------ Material to process ------

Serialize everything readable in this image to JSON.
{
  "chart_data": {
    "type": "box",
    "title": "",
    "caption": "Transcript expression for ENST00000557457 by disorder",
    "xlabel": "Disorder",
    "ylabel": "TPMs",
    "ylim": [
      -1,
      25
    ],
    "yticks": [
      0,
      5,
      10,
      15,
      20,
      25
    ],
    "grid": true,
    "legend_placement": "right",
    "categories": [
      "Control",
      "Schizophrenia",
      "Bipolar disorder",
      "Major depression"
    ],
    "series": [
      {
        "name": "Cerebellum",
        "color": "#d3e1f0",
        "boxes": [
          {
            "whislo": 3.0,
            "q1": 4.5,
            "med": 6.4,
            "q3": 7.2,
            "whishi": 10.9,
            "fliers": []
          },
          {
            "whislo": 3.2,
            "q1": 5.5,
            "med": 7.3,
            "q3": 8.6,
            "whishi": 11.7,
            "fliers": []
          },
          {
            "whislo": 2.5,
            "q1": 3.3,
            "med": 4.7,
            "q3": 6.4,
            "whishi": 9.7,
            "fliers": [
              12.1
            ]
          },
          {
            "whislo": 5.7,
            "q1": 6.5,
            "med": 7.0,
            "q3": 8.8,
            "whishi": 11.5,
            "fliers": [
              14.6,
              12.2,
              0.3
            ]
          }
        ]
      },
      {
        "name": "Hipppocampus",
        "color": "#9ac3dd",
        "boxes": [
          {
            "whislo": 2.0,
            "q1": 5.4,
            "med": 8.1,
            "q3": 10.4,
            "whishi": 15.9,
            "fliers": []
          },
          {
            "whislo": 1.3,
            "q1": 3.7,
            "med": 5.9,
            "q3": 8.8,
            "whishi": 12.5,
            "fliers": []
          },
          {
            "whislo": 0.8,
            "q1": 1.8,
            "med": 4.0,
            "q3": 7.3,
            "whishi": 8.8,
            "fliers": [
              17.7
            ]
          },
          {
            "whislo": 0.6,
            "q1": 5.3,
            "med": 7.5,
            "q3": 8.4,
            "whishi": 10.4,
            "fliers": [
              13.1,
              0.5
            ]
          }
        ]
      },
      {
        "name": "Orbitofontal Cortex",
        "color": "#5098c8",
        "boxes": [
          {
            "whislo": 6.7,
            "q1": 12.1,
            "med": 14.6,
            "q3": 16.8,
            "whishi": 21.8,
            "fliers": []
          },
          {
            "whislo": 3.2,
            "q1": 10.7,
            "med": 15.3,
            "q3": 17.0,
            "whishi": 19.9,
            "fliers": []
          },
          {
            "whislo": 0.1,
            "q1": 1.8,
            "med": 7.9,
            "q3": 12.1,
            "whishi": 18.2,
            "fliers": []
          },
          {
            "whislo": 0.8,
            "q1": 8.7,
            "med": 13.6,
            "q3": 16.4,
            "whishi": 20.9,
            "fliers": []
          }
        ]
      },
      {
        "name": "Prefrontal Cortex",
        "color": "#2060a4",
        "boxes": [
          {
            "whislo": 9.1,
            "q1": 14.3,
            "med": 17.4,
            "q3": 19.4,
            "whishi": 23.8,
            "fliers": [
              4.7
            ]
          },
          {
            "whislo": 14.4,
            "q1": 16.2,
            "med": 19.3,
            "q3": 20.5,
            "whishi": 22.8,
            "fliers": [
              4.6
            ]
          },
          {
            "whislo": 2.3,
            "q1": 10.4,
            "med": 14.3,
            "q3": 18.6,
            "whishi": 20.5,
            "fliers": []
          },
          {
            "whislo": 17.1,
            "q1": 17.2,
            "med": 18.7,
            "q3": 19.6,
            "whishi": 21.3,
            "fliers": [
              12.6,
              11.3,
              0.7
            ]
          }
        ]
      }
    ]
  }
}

------

* **Exercise aim**: The records above must be repeated exactly, every one of them.

* **Correct result**:
Serialize everything readable in this image to JSON.
{
  "chart_data": {
    "type": "box",
    "title": "",
    "caption": "Transcript expression for ENST00000557457 by disorder",
    "xlabel": "Disorder",
    "ylabel": "TPMs",
    "ylim": [
      -1,
      25
    ],
    "yticks": [
      0,
      5,
      10,
      15,
      20,
      25
    ],
    "grid": true,
    "legend_placement": "right",
    "categories": [
      "Control",
      "Schizophrenia",
      "Bipolar disorder",
      "Major depression"
    ],
    "series": [
      {
        "name": "Cerebellum",
        "color": "#d3e1f0",
        "boxes": [
          {
            "whislo": 3.0,
            "q1": 4.5,
            "med": 6.4,
            "q3": 7.2,
            "whishi": 10.9,
            "fliers": []
          },
          {
            "whislo": 3.2,
            "q1": 5.5,
            "med": 7.3,
            "q3": 8.6,
            "whishi": 11.7,
            "fliers": []
          },
          {
            "whislo": 2.5,
            "q1": 3.3,
            "med": 4.7,
            "q3": 6.4,
            "whishi": 9.7,
            "fliers": [
              12.1
            ]
          },
          {
            "whislo": 5.7,
            "q1": 6.5,
            "med": 7.0,
            "q3": 8.8,
            "whishi": 11.5,
            "fliers": [
              14.6,
              12.2,
              0.3
            ]
          }
        ]
      },
      {
        "name": "Hipppocampus",
        "color": "#9ac3dd",
        "boxes": [
          {
            "whislo": 2.0,
            "q1": 5.4,
            "med": 8.1,
            "q3": 10.4,
            "whishi": 15.9,
            "fliers": []
          },
          {
            "whislo": 1.3,
            "q1": 3.7,
            "med": 5.9,
            "q3": 8.8,
            "whishi": 12.5,
            "fliers": []
          },
          {
            "whislo": 0.8,
            "q1": 1.8,
            "med": 4.0,
            "q3": 7.3,
            "whishi": 8.8,
            "fliers": [
              17.7
            ]
          },
          {
            "whislo": 0.6,
            "q1": 5.3,
            "med": 7.5,
            "q3": 8.4,
            "whishi": 10.4,
            "fliers": [
              13.1,
              0.5
            ]
          }
        ]
      },
      {
        "name": "Orbitofontal Cortex",
        "color": "#5098c8",
        "boxes": [
          {
            "whislo": 6.7,
            "q1": 12.1,
            "med": 14.6,
            "q3": 16.8,
            "whishi": 21.8,
            "fliers": []
          },
          {
            "whislo": 3.2,
            "q1": 10.7,
            "med": 15.3,
            "q3": 17.0,
            "whishi": 19.9,
            "fliers": []
          },
          {
            "whislo": 0.1,
            "q1": 1.8,
            "med": 7.9,
            "q3": 12.1,
            "whishi": 18.2,
            "fliers": []
          },
          {
            "whislo": 0.8,
            "q1": 8.7,
            "med": 13.6,
            "q3": 16.4,
            "whishi": 20.9,
            "fliers": []
          }
        ]
      },
      {
        "name": "Prefrontal Cortex",
        "color": "#2060a4",
        "boxes": [
          {
            "whislo": 9.1,
            "q1": 14.3,
            "med": 17.4,
            "q3": 19.4,
            "whishi": 23.8,
            "fliers": [
              4.7
            ]
          },
          {
            "whislo": 14.4,
            "q1": 16.2,
            "med": 19.3,
            "q3": 20.5,
            "whishi": 22.8,
            "fliers": [
              4.6
            ]
          },
          {
            "whislo": 2.3,
            "q1": 10.4,
            "med": 14.3,
            "q3": 18.6,
            "whishi": 20.5,
            "fliers": []
          },
          {
            "whislo": 17.1,
            "q1": 17.2,
            "med": 18.7,
            "q3": 19.6,
            "whishi": 21.3,
            "fliers": [
              12.6,
              11.3,
              0.7
            ]
          }
        ]
      }
    ]
  }
}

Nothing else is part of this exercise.